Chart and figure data
_ _ _ _ _

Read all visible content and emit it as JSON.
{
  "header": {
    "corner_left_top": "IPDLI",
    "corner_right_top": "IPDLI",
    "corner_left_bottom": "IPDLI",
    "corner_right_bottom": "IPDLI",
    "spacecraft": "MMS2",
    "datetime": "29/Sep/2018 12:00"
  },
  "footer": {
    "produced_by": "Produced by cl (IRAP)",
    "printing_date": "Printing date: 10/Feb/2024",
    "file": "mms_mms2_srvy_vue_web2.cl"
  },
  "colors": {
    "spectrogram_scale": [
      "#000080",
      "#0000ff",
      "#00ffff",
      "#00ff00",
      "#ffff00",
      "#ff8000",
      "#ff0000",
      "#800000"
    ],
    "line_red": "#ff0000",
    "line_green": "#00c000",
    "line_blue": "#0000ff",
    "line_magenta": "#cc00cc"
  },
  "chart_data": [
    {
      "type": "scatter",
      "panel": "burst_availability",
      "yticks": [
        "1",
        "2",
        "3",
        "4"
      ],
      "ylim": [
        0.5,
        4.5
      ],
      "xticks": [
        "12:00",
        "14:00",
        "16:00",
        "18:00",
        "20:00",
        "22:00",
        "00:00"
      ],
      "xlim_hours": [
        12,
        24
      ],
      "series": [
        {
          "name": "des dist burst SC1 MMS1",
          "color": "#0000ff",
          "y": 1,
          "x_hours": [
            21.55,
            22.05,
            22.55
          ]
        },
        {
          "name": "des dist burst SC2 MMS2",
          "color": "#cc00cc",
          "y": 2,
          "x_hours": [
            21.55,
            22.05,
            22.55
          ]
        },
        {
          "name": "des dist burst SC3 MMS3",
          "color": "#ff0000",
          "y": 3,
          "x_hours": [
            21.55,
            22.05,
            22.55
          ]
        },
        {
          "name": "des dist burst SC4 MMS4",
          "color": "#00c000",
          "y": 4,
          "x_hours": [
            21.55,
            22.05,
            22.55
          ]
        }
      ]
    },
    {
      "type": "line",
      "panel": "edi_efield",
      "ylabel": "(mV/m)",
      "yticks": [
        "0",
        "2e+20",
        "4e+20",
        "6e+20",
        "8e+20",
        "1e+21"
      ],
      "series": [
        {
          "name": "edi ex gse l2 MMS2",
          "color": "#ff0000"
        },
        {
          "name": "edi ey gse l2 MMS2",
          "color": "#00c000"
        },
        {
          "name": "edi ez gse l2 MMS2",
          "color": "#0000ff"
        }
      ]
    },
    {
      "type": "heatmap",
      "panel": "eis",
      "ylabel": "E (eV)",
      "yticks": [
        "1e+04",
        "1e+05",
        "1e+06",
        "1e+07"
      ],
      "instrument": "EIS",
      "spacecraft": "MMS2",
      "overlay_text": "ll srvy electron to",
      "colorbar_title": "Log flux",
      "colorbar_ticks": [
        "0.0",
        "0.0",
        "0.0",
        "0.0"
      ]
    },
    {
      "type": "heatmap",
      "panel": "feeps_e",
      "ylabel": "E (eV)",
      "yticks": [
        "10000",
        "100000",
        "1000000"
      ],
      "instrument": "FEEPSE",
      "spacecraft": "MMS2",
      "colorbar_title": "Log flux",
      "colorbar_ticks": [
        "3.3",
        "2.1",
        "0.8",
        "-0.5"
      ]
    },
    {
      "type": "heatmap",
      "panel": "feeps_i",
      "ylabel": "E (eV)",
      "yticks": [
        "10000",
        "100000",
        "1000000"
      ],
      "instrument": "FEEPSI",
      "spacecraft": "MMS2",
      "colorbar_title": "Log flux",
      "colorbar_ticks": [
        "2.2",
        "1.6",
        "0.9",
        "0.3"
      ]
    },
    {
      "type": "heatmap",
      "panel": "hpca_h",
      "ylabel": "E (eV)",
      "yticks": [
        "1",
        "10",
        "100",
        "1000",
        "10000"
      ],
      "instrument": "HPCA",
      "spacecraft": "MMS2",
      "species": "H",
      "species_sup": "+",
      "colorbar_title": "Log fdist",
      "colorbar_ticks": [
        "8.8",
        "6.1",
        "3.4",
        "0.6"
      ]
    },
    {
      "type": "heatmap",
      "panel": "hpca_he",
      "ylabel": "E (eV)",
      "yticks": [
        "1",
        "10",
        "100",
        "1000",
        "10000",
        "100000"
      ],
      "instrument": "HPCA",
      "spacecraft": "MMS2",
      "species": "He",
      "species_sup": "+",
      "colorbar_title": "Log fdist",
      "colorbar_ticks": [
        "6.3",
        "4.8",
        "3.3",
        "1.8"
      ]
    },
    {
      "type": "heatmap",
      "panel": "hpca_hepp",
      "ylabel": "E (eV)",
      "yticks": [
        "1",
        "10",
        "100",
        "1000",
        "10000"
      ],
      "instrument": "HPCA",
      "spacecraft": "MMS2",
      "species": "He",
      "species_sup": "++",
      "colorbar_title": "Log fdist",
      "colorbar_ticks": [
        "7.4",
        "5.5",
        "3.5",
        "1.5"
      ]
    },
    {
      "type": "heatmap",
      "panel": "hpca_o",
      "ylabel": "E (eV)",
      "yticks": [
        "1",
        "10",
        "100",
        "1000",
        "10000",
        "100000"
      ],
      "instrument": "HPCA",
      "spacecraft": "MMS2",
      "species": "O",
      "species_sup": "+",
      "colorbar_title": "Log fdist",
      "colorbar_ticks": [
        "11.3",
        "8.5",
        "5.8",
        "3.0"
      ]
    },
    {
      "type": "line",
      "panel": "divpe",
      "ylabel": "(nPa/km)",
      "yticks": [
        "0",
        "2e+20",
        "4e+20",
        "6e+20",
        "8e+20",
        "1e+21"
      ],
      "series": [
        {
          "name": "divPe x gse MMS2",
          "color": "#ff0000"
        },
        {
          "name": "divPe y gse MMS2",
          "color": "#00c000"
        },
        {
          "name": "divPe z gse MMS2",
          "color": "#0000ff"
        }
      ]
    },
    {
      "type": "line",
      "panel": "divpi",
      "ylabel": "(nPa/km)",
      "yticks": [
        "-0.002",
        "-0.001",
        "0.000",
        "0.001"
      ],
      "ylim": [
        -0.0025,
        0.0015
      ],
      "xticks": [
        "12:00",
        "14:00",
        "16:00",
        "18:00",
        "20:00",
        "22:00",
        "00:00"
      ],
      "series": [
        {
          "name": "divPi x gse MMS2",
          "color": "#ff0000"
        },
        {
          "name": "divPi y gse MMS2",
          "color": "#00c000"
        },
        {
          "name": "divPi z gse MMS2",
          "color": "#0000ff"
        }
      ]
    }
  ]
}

_ _ _ _ _

GIVEN EXERCISE
Repeat the records above exactly.

OUTPUT FOR THIS TASK
Read all visible content and emit it as JSON.
{
  "header": {
    "corner_left_top": "IPDLI",
    "corner_right_top": "IPDLI",
    "corner_left_bottom": "IPDLI",
    "corner_right_bottom": "IPDLI",
    "spacecraft": "MMS2",
    "datetime": "29/Sep/2018 12:00"
  },
  "footer": {
    "produced_by": "Produced by cl (IRAP)",
    "printing_date": "Printing date: 10/Feb/2024",
    "file": "mms_mms2_srvy_vue_web2.cl"
  },
  "colors": {
    "spectrogram_scale": [
      "#000080",
      "#0000ff",
      "#00ffff",
      "#00ff00",
      "#ffff00",
      "#ff8000",
      "#ff0000",
      "#800000"
    ],
    "line_red": "#ff0000",
    "line_green": "#00c000",
    "line_blue": "#0000ff",
    "line_magenta": "#cc00cc"
  },
  "chart_data": [
    {
      "type": "scatter",
      "panel": "burst_availability",
      "yticks": [
        "1",
        "2",
        "3",
        "4"
      ],
      "ylim": [
        0.5,
        4.5
      ],
      "xticks": [
        "12:00",
        "14:00",
        "16:00",
        "18:00",
        "20:00",
        "22:00",
        "00:00"
      ],
      "xlim_hours": [
        12,
        24
      ],
      "series": [
        {
          "name": "des dist burst SC1 MMS1",
          "color": "#0000ff",
          "y": 1,
          "x_hours": [
            21.55,
            22.05,
            22.55
          ]
        },
        {
          "name": "des dist burst SC2 MMS2",
          "color": "#cc00cc",
          "y": 2,
          "x_hours": [
            21.55,
            22.05,
            22.55
          ]
        },
        {
          "name": "des dist burst SC3 MMS3",
          "color": "#ff0000",
          "y": 3,
          "x_hours": [
            21.55,
            22.05,
            22.55
          ]
        },
        {
          "name": "des dist burst SC4 MMS4",
          "color": "#00c000",
          "y": 4,
          "x_hours": [
            21.55,
            22.05,
            22.55
          ]
        }
      ]
    },
    {
      "type": "line",
      "panel": "edi_efield",
      "ylabel": "(mV/m)",
      "yticks": [
        "0",
        "2e+20",
        "4e+20",
        "6e+20",
        "8e+20",
        "1e+21"
      ],
      "series": [
        {
          "name": "edi ex gse l2 MMS2",
          "color": "#ff0000"
        },
        {
          "name": "edi ey gse l2 MMS2",
          "color": "#00c000"
        },
        {
          "name": "edi ez gse l2 MMS2",
          "color": "#0000ff"
        }
      ]
    },
    {
      "type": "heatmap",
      "panel": "eis",
      "ylabel": "E (eV)",
      "yticks": [
        "1e+04",
        "1e+05",
        "1e+06",
        "1e+07"
      ],
      "instrument": "EIS",
      "spacecraft": "MMS2",
      "overlay_text": "ll srvy electron to",
      "colorbar_title": "Log flux",
      "colorbar_ticks": [
        "0.0",
        "0.0",
        "0.0",
        "0.0"
      ]
    },
    {
      "type": "heatmap",
      "panel": "feeps_e",
      "ylabel": "E (eV)",
      "yticks": [
        "10000",
        "100000",
        "1000000"
      ],
      "instrument": "FEEPSE",
      "spacecraft": "MMS2",
      "colorbar_title": "Log flux",
      "colorbar_ticks": [
        "3.3",
        "2.1",
        "0.8",
        "-0.5"
      ]
    },
    {
      "type": "heatmap",
      "panel": "feeps_i",
      "ylabel": "E (eV)",
      "yticks": [
        "10000",
        "100000",
        "1000000"
      ],
      "instrument": "FEEPSI",
      "spacecraft": "MMS2",
      "colorbar_title": "Log flux",
      "colorbar_ticks": [
        "2.2",
        "1.6",
        "0.9",
        "0.3"
      ]
    },
    {
      "type": "heatmap",
      "panel": "hpca_h",
      "ylabel": "E (eV)",
      "yticks": [
        "1",
        "10",
        "100",
        "1000",
        "10000"
      ],
      "instrument": "HPCA",
      "spacecraft": "MMS2",
      "species": "H",
      "species_sup": "+",
      "colorbar_title": "Log fdist",
      "colorbar_ticks": [
        "8.8",
        "6.1",
        "3.4",
        "0.6"
      ]
    },
    {
      "type": "heatmap",
      "panel": "hpca_he",
      "ylabel": "E (eV)",
      "yticks": [
        "1",
        "10",
        "100",
        "1000",
        "10000",
        "100000"
      ],
      "instrument": "HPCA",
      "spacecraft": "MMS2",
      "species": "He",
      "species_sup": "+",
      "colorbar_title": "Log fdist",
      "colorbar_ticks": [
        "6.3",
        "4.8",
        "3.3",
        "1.8"
      ]
    },
    {
      "type": "heatmap",
      "panel": "hpca_hepp",
      "ylabel": "E (eV)",
      "yticks": [
        "1",
        "10",
        "100",
        "1000",
        "10000"
      ],
      "instrument": "HPCA",
      "spacecraft": "MMS2",
      "species": "He",
      "species_sup": "++",
      "colorbar_title": "Log fdist",
      "colorbar_ticks": [
        "7.4",
        "5.5",
        "3.5",
        "1.5"
      ]
    },
    {
      "type": "heatmap",
      "panel": "hpca_o",
      "ylabel": "E (eV)",
      "yticks": [
        "1",
        "10",
        "100",
        "1000",
        "10000",
        "100000"
      ],
      "instrument": "HPCA",
      "spacecraft": "MMS2",
      "species": "O",
      "species_sup": "+",
      "colorbar_title": "Log fdist",
      "colorbar_ticks": [
        "11.3",
        "8.5",
        "5.8",
        "3.0"
      ]
    },
    {
      "type": "line",
      "panel": "divpe",
      "ylabel": "(nPa/km)",
      "yticks": [
        "0",
        "2e+20",
        "4e+20",
        "6e+20",
        "8e+20",
        "1e+21"
      ],
      "series": [
        {
          "name": "divPe x gse MMS2",
          "color": "#ff0000"
        },
        {
          "name": "divPe y gse MMS2",
          "color": "#00c000"
        },
        {
          "name": "divPe z gse MMS2",
          "color": "#0000ff"
        }
      ]
    },
    {
      "type": "line",
      "panel": "divpi",
      "ylabel": "(nPa/km)",
      "yticks": [
        "-0.002",
        "-0.001",
        "0.000",
        "0.001"
      ],
      "ylim": [
        -0.0025,
        0.0015
      ],
      "xticks": [
        "12:00",
        "14:00",
        "16:00",
        "18:00",
        "20:00",
        "22:00",
        "00:00"
      ],
      "series": [
        {
          "name": "divPi x gse MMS2",
          "color": "#ff0000"
        },
        {
          "name": "divPi y gse MMS2",
          "color": "#00c000"
        },
        {
          "name": "divPi z gse MMS2",
          "color": "#0000ff"
        }
      ]
    }
  ]
}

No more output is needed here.